■ Dataset extract:

☆ ☆ ☆ ☆

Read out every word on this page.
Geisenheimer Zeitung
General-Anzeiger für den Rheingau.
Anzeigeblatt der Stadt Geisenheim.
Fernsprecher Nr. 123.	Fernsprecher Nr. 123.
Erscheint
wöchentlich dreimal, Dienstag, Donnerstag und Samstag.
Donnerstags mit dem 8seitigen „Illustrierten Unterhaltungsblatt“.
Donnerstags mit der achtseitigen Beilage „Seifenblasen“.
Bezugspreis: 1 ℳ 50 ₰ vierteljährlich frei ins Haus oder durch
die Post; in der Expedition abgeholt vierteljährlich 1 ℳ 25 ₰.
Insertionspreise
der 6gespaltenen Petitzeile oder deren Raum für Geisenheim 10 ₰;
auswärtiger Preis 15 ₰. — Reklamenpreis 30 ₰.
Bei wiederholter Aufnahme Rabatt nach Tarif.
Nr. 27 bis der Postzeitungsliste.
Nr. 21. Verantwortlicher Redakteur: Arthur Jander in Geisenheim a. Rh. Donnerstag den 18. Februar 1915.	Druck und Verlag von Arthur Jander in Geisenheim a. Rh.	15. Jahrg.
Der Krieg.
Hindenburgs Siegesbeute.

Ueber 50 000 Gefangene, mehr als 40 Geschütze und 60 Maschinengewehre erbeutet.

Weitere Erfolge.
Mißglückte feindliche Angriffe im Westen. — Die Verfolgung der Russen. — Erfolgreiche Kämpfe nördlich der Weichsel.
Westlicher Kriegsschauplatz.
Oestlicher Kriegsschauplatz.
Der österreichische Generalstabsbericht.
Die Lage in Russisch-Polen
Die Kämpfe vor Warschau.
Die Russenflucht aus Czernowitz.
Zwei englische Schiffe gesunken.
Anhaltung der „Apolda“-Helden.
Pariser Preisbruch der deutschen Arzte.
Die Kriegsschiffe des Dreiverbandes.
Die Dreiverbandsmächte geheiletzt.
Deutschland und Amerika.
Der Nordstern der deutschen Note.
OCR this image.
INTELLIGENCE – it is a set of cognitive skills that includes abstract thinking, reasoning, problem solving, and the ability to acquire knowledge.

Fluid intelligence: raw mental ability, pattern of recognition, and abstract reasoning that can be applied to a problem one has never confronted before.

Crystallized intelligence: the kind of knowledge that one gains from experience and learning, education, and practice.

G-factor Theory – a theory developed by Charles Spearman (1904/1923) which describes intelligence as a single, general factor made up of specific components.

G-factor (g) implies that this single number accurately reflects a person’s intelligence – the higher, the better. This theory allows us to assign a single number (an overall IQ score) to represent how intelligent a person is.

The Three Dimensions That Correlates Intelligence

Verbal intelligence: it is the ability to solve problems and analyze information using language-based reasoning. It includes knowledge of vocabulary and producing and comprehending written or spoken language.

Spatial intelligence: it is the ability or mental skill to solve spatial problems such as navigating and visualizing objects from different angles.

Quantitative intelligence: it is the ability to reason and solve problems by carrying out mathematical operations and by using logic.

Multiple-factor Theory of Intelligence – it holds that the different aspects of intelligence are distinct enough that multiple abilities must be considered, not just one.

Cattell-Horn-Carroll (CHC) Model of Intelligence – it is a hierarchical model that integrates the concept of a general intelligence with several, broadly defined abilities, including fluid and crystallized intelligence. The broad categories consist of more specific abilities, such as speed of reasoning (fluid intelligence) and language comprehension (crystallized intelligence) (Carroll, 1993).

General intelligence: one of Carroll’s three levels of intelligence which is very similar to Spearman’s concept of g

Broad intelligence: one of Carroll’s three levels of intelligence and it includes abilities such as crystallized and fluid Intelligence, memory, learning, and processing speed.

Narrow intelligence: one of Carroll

☆ ☆ ☆ ☆

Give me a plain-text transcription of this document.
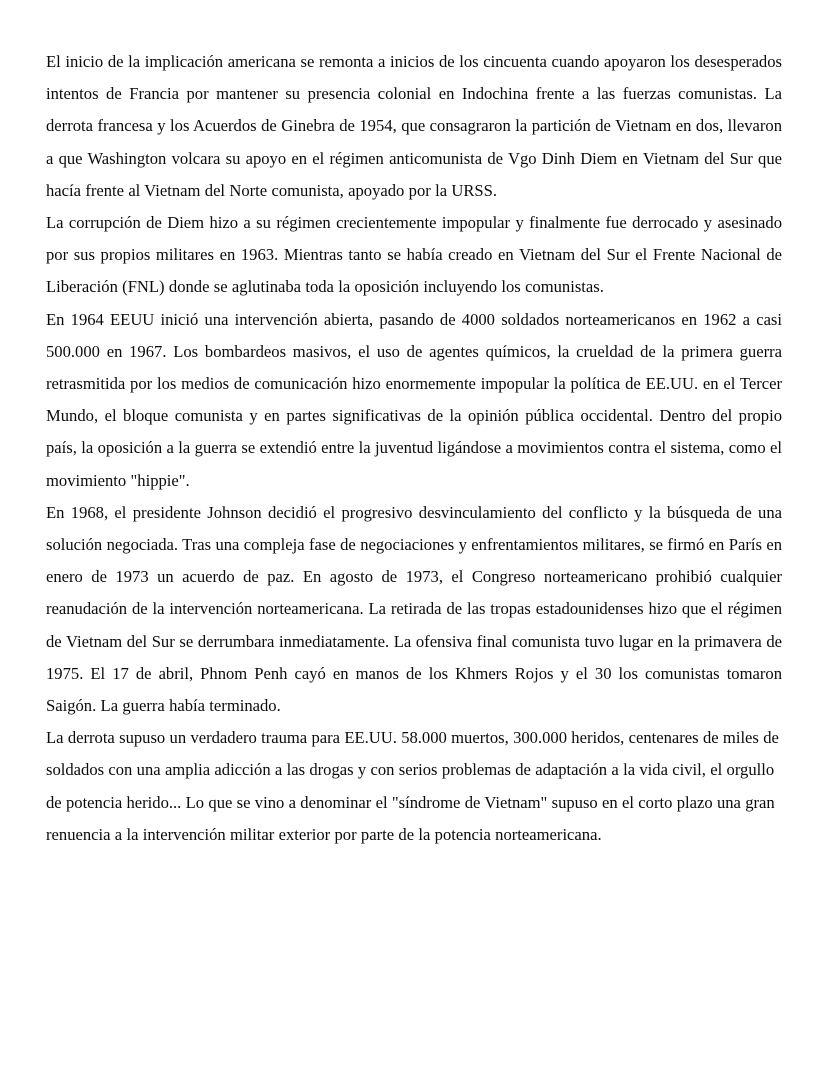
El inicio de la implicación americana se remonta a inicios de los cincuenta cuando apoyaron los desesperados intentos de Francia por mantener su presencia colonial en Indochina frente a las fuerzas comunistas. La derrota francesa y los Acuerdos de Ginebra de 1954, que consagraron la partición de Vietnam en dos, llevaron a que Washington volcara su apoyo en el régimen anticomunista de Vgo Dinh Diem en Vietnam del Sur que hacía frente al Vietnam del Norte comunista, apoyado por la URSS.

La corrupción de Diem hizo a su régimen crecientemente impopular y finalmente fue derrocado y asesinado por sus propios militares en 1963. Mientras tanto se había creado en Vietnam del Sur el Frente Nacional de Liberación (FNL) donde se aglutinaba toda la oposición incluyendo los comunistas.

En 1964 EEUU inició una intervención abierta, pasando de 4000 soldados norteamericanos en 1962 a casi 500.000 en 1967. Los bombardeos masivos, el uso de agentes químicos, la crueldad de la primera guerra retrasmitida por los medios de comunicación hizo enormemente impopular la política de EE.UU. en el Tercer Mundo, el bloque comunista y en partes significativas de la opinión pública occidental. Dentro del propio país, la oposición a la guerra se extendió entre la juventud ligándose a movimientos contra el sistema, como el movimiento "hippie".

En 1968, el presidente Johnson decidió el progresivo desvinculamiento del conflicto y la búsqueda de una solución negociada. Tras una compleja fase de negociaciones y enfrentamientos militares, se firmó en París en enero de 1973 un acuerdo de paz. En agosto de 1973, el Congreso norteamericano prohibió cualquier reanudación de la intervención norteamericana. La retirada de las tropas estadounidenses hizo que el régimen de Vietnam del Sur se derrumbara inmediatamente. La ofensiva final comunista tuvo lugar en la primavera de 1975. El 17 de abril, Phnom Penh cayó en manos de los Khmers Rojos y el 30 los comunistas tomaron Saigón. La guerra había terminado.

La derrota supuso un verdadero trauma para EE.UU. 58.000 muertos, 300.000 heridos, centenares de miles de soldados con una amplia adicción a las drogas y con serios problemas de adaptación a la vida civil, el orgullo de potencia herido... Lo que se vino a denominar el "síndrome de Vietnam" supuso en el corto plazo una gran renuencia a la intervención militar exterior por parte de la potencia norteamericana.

☆ ☆ ☆ ☆

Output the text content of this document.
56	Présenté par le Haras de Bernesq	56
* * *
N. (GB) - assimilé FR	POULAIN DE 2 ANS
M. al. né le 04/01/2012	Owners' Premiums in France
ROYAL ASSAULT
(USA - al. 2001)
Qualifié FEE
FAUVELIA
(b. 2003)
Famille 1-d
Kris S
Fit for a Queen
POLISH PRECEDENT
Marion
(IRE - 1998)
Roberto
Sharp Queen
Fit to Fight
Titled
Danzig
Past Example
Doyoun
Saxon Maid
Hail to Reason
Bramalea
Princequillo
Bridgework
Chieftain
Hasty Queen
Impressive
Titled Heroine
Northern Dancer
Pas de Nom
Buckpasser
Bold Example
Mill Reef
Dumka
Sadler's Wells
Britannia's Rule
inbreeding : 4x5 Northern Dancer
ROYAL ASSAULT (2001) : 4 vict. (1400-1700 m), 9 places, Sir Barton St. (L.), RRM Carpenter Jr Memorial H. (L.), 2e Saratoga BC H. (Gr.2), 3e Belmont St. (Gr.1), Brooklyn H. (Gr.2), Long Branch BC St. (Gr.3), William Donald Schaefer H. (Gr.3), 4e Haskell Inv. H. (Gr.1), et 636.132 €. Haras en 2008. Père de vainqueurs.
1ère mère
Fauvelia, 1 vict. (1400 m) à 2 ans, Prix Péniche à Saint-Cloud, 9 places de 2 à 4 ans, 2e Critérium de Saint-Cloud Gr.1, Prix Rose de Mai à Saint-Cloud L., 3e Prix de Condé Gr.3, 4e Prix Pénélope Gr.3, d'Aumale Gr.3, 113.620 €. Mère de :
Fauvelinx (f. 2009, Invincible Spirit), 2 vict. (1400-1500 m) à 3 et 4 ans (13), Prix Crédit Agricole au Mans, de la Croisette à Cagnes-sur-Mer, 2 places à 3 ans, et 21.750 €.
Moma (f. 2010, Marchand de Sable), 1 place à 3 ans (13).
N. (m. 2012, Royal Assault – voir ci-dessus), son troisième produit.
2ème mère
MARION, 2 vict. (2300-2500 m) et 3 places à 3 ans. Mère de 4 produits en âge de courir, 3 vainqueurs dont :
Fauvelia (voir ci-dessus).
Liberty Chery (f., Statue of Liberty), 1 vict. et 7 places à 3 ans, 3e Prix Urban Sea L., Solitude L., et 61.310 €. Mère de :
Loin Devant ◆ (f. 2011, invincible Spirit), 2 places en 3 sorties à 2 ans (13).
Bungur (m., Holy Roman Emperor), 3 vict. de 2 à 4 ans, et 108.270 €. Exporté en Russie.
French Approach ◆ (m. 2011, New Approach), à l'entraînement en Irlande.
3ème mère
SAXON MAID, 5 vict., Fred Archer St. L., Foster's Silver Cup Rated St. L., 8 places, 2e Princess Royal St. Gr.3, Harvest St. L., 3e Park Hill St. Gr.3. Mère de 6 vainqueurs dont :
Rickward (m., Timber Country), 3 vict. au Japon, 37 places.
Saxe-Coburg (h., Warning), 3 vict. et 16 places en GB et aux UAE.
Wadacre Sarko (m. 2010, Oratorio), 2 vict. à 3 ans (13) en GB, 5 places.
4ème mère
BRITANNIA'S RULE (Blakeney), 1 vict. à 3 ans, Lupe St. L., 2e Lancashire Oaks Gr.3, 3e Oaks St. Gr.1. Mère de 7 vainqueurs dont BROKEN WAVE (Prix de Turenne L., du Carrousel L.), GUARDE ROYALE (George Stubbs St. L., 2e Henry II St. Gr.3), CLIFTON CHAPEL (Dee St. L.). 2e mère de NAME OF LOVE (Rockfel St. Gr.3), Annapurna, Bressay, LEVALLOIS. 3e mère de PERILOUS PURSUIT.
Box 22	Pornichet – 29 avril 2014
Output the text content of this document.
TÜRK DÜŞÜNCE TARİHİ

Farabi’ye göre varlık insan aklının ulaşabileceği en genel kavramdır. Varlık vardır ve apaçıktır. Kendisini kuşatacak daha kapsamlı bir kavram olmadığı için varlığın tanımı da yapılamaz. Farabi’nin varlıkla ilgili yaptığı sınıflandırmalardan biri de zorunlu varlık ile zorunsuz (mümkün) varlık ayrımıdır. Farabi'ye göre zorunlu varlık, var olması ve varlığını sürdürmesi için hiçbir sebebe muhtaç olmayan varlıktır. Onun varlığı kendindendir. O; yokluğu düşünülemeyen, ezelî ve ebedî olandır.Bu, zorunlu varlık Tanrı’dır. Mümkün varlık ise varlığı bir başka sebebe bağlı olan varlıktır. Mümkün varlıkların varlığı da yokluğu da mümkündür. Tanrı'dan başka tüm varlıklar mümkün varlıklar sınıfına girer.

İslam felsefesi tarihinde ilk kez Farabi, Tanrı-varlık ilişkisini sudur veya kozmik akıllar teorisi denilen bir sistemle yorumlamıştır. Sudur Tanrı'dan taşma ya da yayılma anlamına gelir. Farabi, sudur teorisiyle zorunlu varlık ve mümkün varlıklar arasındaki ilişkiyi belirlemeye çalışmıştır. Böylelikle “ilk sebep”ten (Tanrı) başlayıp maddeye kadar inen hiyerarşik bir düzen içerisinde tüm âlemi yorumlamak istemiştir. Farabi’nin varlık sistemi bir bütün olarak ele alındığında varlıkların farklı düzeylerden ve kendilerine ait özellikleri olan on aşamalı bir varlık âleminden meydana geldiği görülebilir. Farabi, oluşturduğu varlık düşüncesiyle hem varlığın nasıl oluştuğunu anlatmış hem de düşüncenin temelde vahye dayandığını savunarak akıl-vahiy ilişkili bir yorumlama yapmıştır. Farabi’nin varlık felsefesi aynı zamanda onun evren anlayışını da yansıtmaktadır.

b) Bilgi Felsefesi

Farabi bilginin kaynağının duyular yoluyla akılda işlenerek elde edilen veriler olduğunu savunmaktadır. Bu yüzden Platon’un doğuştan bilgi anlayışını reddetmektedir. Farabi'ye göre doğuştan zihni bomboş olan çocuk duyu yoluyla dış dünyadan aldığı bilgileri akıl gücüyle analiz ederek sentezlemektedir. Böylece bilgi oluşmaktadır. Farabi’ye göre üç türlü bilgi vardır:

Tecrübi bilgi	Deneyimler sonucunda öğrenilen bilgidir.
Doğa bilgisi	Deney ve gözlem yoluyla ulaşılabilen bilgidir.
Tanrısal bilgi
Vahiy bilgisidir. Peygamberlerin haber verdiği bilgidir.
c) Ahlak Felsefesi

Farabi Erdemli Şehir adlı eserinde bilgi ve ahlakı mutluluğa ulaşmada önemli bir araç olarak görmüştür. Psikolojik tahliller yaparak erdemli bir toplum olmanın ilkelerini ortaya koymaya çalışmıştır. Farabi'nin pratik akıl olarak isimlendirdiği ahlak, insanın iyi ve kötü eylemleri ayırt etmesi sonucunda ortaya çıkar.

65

☆ ☆ ☆ ☆

■ Aim:
Out of the material above, gather each line where "language" appears.

■ The response:
Verbal intelligence: it is the ability to solve problems and analyze information using language-based reasoning. It includes knowledge of vocabulary and producing and comprehending written or spoken language.
Cattell-Horn-Carroll (CHC) Model of Intelligence – it is a hierarchical model that integrates the concept of a general intelligence with several, broadly defined abilities, including fluid and crystallized intelligence. The broad categories consist of more specific abilities, such as speed of reasoning (fluid intelligence) and language comprehension (crystallized intelligence) (Carroll, 1993).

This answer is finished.